- _ROWS_
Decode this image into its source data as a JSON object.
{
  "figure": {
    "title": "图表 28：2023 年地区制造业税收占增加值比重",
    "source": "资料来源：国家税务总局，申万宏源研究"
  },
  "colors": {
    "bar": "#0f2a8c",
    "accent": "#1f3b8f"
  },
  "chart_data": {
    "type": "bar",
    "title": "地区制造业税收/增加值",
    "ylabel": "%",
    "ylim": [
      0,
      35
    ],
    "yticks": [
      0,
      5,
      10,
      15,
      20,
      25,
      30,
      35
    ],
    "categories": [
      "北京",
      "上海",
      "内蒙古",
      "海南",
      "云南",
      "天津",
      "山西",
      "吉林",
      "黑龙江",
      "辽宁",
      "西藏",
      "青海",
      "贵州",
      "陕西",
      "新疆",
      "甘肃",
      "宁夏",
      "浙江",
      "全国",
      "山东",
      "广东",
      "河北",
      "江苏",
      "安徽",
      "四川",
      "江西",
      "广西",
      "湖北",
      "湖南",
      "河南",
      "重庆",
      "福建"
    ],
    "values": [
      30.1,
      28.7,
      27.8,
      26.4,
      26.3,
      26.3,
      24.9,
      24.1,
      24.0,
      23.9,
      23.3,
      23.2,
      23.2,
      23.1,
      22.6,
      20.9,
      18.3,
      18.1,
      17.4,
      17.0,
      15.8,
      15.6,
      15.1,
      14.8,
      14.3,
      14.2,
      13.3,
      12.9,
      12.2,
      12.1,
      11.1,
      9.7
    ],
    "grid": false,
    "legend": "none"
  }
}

- _GIVEN EXERCISE_
Print every entry exactly as it appears.

- _RESPONSE BELOW_
Decode this image into its source data as a JSON object.
{
  "figure": {
    "title": "图表 28：2023 年地区制造业税收占增加值比重",
    "source": "资料来源：国家税务总局，申万宏源研究"
  },
  "colors": {
    "bar": "#0f2a8c",
    "accent": "#1f3b8f"
  },
  "chart_data": {
    "type": "bar",
    "title": "地区制造业税收/增加值",
    "ylabel": "%",
    "ylim": [
      0,
      35
    ],
    "yticks": [
      0,
      5,
      10,
      15,
      20,
      25,
      30,
      35
    ],
    "categories": [
      "北京",
      "上海",
      "内蒙古",
      "海南",
      "云南",
      "天津",
      "山西",
      "吉林",
      "黑龙江",
      "辽宁",
      "西藏",
      "青海",
      "贵州",
      "陕西",
      "新疆",
      "甘肃",
      "宁夏",
      "浙江",
      "全国",
      "山东",
      "广东",
      "河北",
      "江苏",
      "安徽",
      "四川",
      "江西",
      "广西",
      "湖北",
      "湖南",
      "河南",
      "重庆",
      "福建"
    ],
    "values": [
      30.1,
      28.7,
      27.8,
      26.4,
      26.3,
      26.3,
      24.9,
      24.1,
      24.0,
      23.9,
      23.3,
      23.2,
      23.2,
      23.1,
      22.6,
      20.9,
      18.3,
      18.1,
      17.4,
      17.0,
      15.8,
      15.6,
      15.1,
      14.8,
      14.3,
      14.2,
      13.3,
      12.9,
      12.2,
      12.1,
      11.1,
      9.7
    ],
    "grid": false,
    "legend": "none"
  }
}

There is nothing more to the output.